SHORT TASK :: Go through the material below and copy all lines with "screenshot".

RECORDS SUPPLIED ::
──────────
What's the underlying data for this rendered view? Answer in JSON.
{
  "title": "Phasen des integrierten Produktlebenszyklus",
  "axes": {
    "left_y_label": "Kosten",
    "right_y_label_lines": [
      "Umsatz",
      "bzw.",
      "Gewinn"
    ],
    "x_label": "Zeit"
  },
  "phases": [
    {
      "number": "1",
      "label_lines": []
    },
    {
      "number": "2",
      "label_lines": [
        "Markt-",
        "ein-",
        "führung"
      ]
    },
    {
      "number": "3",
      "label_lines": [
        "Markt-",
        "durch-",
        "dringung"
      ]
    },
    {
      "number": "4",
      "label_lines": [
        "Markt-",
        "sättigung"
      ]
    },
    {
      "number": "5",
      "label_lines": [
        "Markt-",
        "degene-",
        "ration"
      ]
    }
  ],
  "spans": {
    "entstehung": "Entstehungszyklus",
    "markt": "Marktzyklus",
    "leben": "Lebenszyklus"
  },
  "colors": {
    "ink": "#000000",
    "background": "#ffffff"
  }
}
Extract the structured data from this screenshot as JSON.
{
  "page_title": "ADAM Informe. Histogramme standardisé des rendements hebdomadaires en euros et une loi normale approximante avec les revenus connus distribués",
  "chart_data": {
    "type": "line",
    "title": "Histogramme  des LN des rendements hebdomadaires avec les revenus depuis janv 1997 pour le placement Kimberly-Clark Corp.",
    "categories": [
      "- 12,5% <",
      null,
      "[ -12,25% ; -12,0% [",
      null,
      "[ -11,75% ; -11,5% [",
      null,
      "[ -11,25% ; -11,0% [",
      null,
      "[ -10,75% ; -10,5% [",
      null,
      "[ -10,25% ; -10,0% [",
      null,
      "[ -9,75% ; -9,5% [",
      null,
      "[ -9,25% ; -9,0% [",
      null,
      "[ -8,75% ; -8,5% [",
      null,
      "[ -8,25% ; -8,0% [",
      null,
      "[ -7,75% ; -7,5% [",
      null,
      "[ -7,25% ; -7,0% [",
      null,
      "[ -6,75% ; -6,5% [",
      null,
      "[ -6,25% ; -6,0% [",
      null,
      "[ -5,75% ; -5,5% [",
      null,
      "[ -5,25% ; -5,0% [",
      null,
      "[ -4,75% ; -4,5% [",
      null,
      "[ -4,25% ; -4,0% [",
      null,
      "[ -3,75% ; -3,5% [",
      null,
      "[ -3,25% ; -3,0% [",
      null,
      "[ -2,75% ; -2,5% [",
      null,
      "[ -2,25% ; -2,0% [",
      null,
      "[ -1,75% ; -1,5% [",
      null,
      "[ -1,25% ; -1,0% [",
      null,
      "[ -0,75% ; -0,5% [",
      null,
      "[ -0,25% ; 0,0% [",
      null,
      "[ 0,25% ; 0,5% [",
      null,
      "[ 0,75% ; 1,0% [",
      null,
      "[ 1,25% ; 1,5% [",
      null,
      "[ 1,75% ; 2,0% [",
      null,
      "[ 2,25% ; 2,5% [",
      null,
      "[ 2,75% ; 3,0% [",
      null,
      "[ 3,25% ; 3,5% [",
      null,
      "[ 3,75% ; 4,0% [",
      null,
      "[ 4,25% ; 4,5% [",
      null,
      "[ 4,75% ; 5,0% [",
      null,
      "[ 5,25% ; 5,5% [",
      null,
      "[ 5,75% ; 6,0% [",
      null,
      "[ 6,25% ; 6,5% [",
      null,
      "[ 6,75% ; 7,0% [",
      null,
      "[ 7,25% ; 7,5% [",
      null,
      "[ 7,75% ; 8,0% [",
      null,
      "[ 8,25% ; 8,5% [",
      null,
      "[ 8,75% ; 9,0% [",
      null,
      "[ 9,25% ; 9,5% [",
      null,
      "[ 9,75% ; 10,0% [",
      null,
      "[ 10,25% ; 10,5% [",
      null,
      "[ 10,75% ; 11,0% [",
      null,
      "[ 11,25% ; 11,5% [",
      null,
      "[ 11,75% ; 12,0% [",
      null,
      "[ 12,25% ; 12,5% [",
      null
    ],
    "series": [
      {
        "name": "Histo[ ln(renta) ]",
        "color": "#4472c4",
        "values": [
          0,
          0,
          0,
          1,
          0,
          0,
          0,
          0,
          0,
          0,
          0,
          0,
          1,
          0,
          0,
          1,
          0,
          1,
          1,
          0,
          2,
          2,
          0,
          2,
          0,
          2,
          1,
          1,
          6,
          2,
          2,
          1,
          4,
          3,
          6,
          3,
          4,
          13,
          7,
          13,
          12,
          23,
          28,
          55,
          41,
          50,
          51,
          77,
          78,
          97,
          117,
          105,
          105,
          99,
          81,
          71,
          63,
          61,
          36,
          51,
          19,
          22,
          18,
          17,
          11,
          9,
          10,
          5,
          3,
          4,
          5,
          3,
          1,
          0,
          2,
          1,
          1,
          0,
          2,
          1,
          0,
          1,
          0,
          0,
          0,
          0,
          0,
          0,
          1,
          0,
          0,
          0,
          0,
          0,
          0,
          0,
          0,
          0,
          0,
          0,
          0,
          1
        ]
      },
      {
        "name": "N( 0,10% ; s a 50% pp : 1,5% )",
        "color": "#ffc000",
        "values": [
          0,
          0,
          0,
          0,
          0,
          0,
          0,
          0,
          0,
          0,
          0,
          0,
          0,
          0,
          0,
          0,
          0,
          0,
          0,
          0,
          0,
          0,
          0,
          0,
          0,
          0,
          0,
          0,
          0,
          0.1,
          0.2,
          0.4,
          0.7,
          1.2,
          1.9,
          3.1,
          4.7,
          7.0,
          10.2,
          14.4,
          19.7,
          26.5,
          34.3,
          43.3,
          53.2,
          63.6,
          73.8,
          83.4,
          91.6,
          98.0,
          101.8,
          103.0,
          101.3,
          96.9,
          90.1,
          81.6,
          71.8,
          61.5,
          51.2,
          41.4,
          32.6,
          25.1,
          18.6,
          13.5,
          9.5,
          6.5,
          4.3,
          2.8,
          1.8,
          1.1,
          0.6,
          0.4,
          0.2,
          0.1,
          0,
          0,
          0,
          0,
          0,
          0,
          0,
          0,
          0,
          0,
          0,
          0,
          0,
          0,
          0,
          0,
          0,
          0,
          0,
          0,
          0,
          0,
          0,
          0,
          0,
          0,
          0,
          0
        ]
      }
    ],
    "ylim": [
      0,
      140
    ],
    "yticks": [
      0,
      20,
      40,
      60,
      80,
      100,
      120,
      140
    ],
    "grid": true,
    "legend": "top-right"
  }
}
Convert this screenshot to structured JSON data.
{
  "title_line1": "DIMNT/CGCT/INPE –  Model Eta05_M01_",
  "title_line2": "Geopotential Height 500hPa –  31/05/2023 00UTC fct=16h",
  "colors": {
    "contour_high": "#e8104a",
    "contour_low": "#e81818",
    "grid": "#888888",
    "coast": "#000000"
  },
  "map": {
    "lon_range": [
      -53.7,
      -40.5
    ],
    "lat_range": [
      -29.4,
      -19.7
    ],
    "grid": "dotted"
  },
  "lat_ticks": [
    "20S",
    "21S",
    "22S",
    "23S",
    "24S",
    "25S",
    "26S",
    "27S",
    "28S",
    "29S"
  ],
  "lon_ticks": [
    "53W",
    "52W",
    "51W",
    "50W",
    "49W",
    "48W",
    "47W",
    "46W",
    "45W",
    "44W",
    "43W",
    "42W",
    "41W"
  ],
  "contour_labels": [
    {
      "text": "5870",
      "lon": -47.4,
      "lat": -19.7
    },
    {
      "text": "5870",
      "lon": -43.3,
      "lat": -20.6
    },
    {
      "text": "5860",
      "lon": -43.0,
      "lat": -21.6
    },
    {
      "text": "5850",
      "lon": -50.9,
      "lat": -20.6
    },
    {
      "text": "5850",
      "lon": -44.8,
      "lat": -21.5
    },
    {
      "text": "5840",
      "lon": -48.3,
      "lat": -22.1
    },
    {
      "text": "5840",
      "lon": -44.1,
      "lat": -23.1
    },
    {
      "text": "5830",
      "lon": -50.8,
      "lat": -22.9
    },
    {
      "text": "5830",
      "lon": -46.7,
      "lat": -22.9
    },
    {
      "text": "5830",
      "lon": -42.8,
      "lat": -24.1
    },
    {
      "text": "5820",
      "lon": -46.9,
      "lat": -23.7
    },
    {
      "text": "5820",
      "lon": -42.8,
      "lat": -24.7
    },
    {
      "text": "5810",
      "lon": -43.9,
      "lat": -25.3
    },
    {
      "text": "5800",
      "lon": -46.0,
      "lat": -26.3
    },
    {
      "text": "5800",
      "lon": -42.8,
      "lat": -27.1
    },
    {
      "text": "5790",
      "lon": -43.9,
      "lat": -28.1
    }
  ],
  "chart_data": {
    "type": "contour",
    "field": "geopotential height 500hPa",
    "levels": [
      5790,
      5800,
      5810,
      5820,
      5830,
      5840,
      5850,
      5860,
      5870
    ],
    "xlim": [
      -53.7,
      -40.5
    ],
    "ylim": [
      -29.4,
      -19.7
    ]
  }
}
──────────
RESPONSE FOR THIS EXERCISE ::
Extract the structured data from this screenshot as JSON.
Convert this screenshot to structured JSON data.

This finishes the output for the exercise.